→ Required work:
Lines that contain the string "With" are to be copied; leave out all others.

→ Task inputs:
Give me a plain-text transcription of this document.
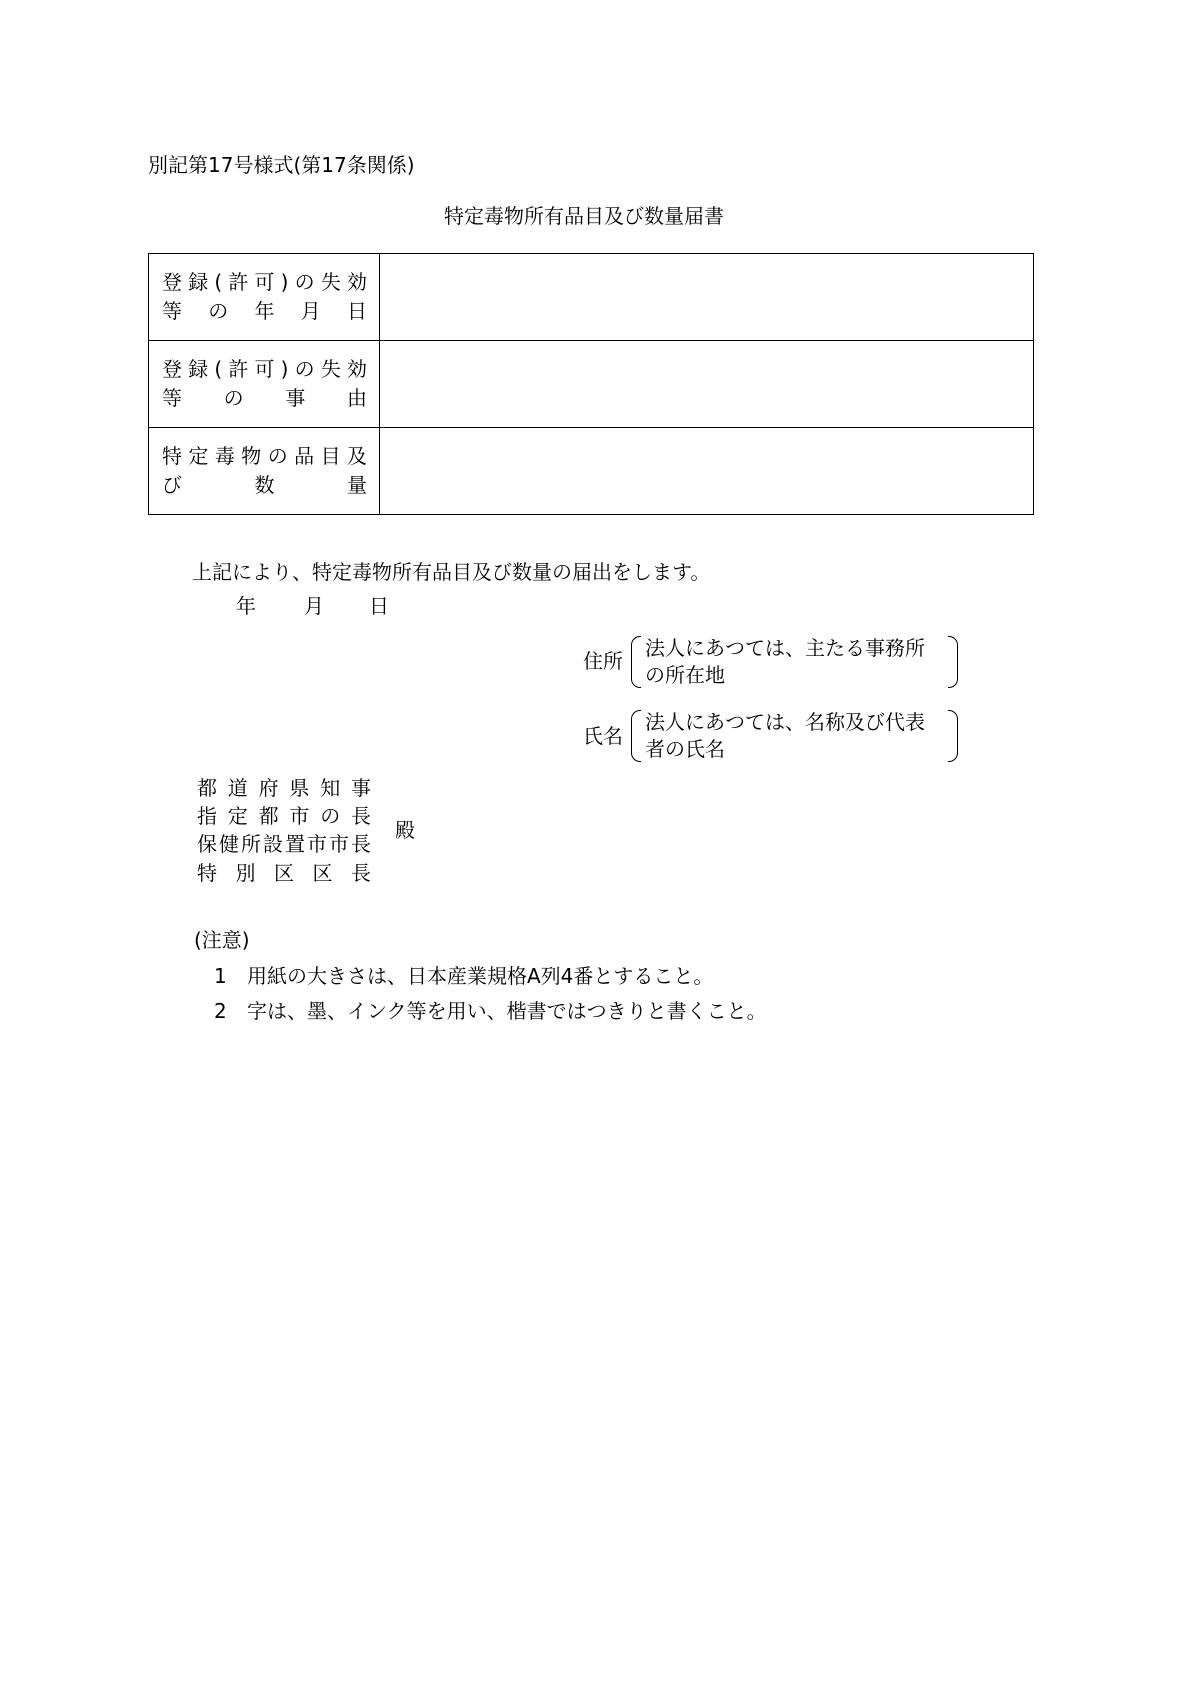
別記第17号様式(第17条関係)
特定毒物所有品目及び数量届書
登録(許可)の失効
等の年月日	

登録(許可)の失効
等の事由	

特定毒物の品目及
び数量	

上記により、特定毒物所有品目及び数量の届出をします。
年 月 日
住所
法人にあつては、主たる事務所
の所在地
氏名
法人にあつては、名称及び代表
者の氏名
都道府県知事
指定都市の長
保健所設置市市長
特別区区長
殿
(注意)
1 用紙の大きさは、日本産業規格A列4番とすること。
2 字は、墨、インク等を用い、楷書ではつきりと書くこと。
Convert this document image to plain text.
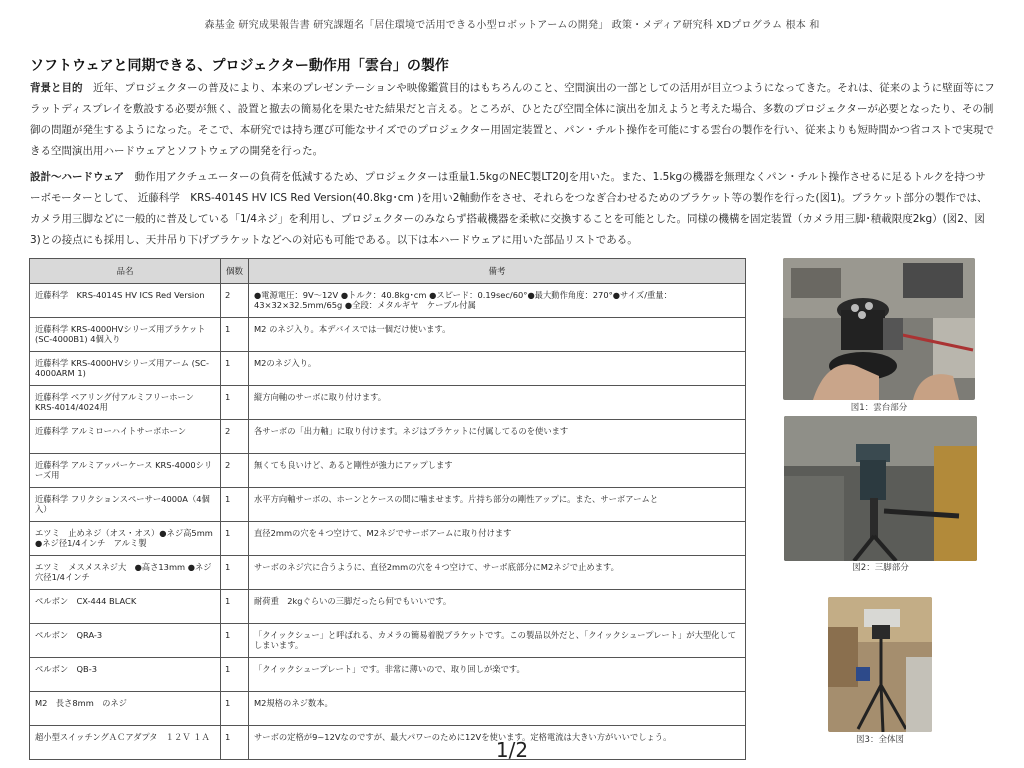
森基金 研究成果報告書 研究課題名「居住環境で活用できる小型ロボットアームの開発」 政策・メディア研究科 XDプログラム 根本 和
ソフトウェアと同期できる、プロジェクター動作用「雲台」の製作
背景と目的　近年、プロジェクターの普及により、本来のプレゼンテーションや映像鑑賞目的はもちろんのこと、空間演出の一部としての活用が目立つようになってきた。それは、従来のように壁面等にフラットディスプレイを敷設する必要が無く、設置と撤去の簡易化を果たせた結果だと言える。ところが、ひとたび空間全体に演出を加えようと考えた場合、多数のプロジェクターが必要となったり、その制御の問題が発生するようになった。そこで、本研究では持ち運び可能なサイズでのプロジェクター用固定装置と、パン・チルト操作を可能にする雲台の製作を行い、従来よりも短時間かつ省コストで実現できる空間演出用ハードウェアとソフトウェアの開発を行った。
設計～ハードウェア　動作用アクチュエーターの負荷を低減するため、プロジェクターは重量1.5kgのNEC製LT20Jを用いた。また、1.5kgの機器を無理なくパン・チルト操作させるに足るトルクを持つサーボモーターとして、 近藤科学　KRS-4014S HV ICS Red Version(40.8kg･cm )を用い2軸動作をさせ、それらをつなぎ合わせるためのブラケット等の製作を行った(図1)。ブラケット部分の製作では、カメラ用三脚などに一般的に普及している「1/4ネジ」を利用し、プロジェクターのみならず搭載機器を柔軟に交換することを可能とした。同様の機構を固定装置（カメラ用三脚･積載限度2kg）(図2、図3)との接点にも採用し、天井吊り下げブラケットなどへの対応も可能である。以下は本ハードウェアに用いた部品リストである。
品名	個数	備考
近藤科学　KRS-4014S HV ICS Red Version	2	●電源電圧：9V～12V ●トルク：40.8kg･cm ●スピード：0.19sec/60°●最大動作角度：270°●サイズ/重量：43×32×32.5mm/65g ●全段：メタルギヤ　ケーブル付属
近藤科学 KRS-4000HVシリーズ用ブラケット(SC-4000B1) 4個入り	1	M2 のネジ入り。本デバイスでは一個だけ使います。
近藤科学 KRS-4000HVシリーズ用アーム (SC-4000ARM 1)	1	M2のネジ入り。
近藤科学 ベアリング付アルミフリーホーン KRS-4014/4024用	1	縦方向軸のサーボに取り付けます。
近藤科学 アルミローハイトサーボホーン	2	各サーボの「出力軸」に取り付けます。ネジはブラケットに付属してるのを使います
近藤科学 アルミアッパーケース KRS-4000シリーズ用	2	無くても良いけど、あると剛性が強力にアップします
近藤科学 フリクションスペーサー4000A（4個入）	1	水平方向軸サーボの、ホーンとケースの間に噛ませます。片持ち部分の剛性アップに。また、サーボアームと
エツミ　止めネジ（オス・オス）●ネジ高5mm ●ネジ径1/4インチ　アルミ製	1	直径2mmの穴を４つ空けて、M2ネジでサーボアームに取り付けます
エツミ　メスメスネジ大　●高さ13mm ●ネジ穴径1/4インチ	1	サーボのネジ穴に合うように、直径2mmの穴を４つ空けて、サーボ底部分にM2ネジで止めます。
ベルボン　CX-444 BLACK	1	耐荷重　2kgぐらいの三脚だったら何でもいいです。
ベルボン　QRA-3	1	「クイックシュー」と呼ばれる、カメラの簡易着脱ブラケットです。この製品以外だと、「クイックシュープレート」が大型化してしまいます。
ベルボン　QB-3	1	「クイックシュープレート」です。非常に薄いので、取り回しが楽です。
M2　長さ8mm　のネジ	1	M2規格のネジ数本。
超小型スイッチングＡＣアダプタ　１２Ｖ １Ａ	1	サーボの定格が9~12Vなのですが、最大パワーのために12Vを使います。定格電流は大きい方がいいでしょう。
図1：雲台部分
図2：三脚部分
図3：全体図
1/2
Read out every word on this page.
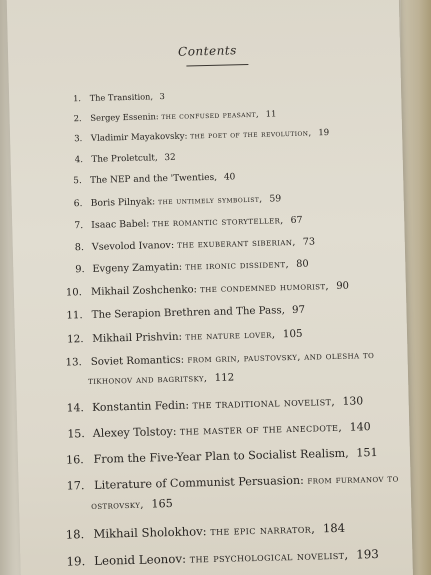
Contents
1. The Transition, 3
2. Sergey Essenin: the confused peasant, 11
3. Vladimir Mayakovsky: the poet of the revolution, 19
4. The Proletcult, 32
5. The NEP and the 'Twenties, 40
6. Boris Pilnyak: the untimely symbolist, 59
7. Isaac Babel: the romantic storyteller, 67
8. Vsevolod Ivanov: the exuberant siberian, 73
9. Evgeny Zamyatin: the ironic dissident, 80
10. Mikhail Zoshchenko: the condemned humorist, 90
11. The Serapion Brethren and The Pass, 97
12. Mikhail Prishvin: the nature lover, 105
13. Soviet Romantics: from grin, paustovsky, and olesha to
tikhonov and bagritsky, 112
14. Konstantin Fedin: the traditional novelist, 130
15. Alexey Tolstoy: the master of the anecdote, 140
16. From the Five-Year Plan to Socialist Realism, 151
17. Literature of Communist Persuasion: from furmanov to
ostrovsky, 165
18. Mikhail Sholokhov: the epic narrator, 184
19. Leonid Leonov: the psychological novelist, 193
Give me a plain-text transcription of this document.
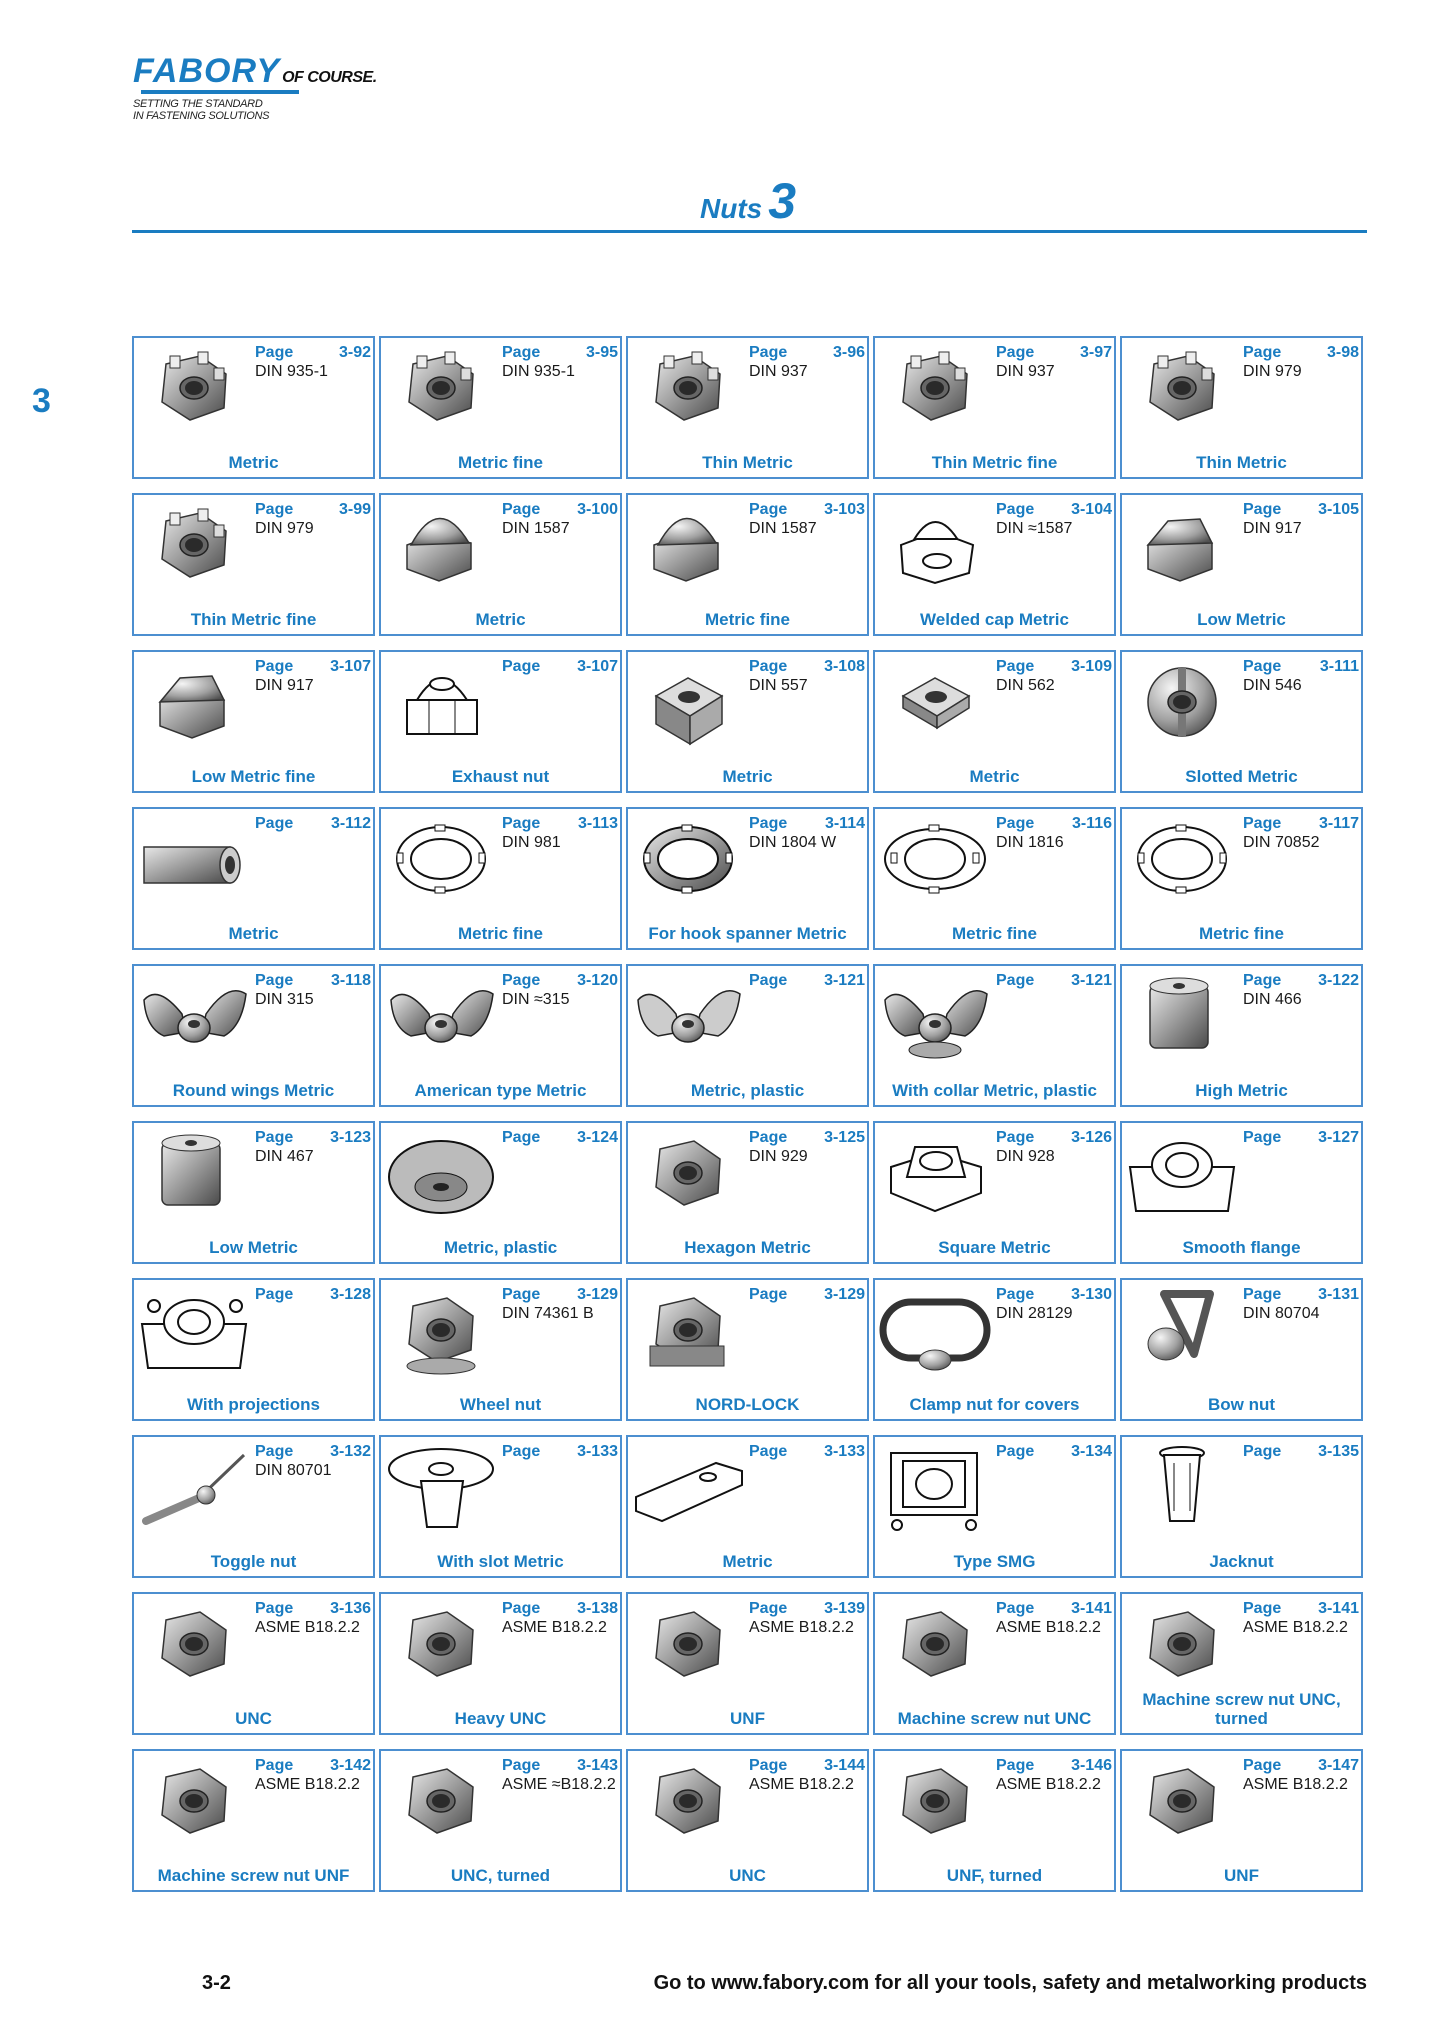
FABORY OF COURSE.
SETTING THE STANDARD
IN FASTENING SOLUTIONS
Nuts 3
3
Page	3-92
DIN 935-1
Metric
Page	3-95
DIN 935-1
Metric fine
Page	3-96
DIN 937
Thin Metric
Page	3-97
DIN 937
Thin Metric fine
Page	3-98
DIN 979
Thin Metric
Page	3-99
DIN 979
Thin Metric fine
Page 3-100
DIN 1587
Metric
Page 3-103
DIN 1587
Metric fine
Page 3-104
DIN ≈1587
Welded cap Metric
Page 3-105
DIN 917
Low Metric
Page 3-107
DIN 917
Low Metric fine
Page 3-107
Exhaust nut
Page 3-108
DIN 557
Metric
Page 3-109
DIN 562
Metric
Page 3-111
DIN 546
Slotted Metric
Page 3-112
Metric
Page 3-113
DIN 981
Metric fine
Page 3-114
DIN 1804 W
For hook spanner Metric
Page 3-116
DIN 1816
Metric fine
Page 3-117
DIN 70852
Metric fine
Page 3-118
DIN 315
Round wings Metric
Page 3-120
DIN ≈315
American type Metric
Page 3-121
Metric, plastic
Page 3-121
With collar Metric, plastic
Page 3-122
DIN 466
High Metric
Page 3-123
DIN 467
Low Metric
Page 3-124
Metric, plastic
Page 3-125
DIN 929
Hexagon Metric
Page 3-126
DIN 928
Square Metric
Page 3-127
Smooth flange
Page 3-128
With projections
Page 3-129
DIN 74361 B
Wheel nut
Page 3-129
NORD-LOCK
Page 3-130
DIN 28129
Clamp nut for covers
Page 3-131
DIN 80704
Bow nut
Page 3-132
DIN 80701
Toggle nut
Page 3-133
With slot Metric
Page 3-133
Metric
Page 3-134
Type SMG
Page 3-135
Jacknut
Page 3-136
ASME B18.2.2
UNC
Page 3-138
ASME B18.2.2
Heavy UNC
Page 3-139
ASME B18.2.2
UNF
Page 3-141
ASME B18.2.2
Machine screw nut UNC
Page 3-141
ASME B18.2.2
Machine screw nut UNC, turned
Page 3-142
ASME B18.2.2
Machine screw nut UNF
Page 3-143
ASME ≈B18.2.2
UNC, turned
Page 3-144
ASME B18.2.2
UNC
Page 3-146
ASME B18.2.2
UNF, turned
Page 3-147
ASME B18.2.2
UNF
3-2	Go to www.fabory.com for all your tools, safety and metalworking products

→ Full response:
With collar Metric, plastic
With projections
With slot Metric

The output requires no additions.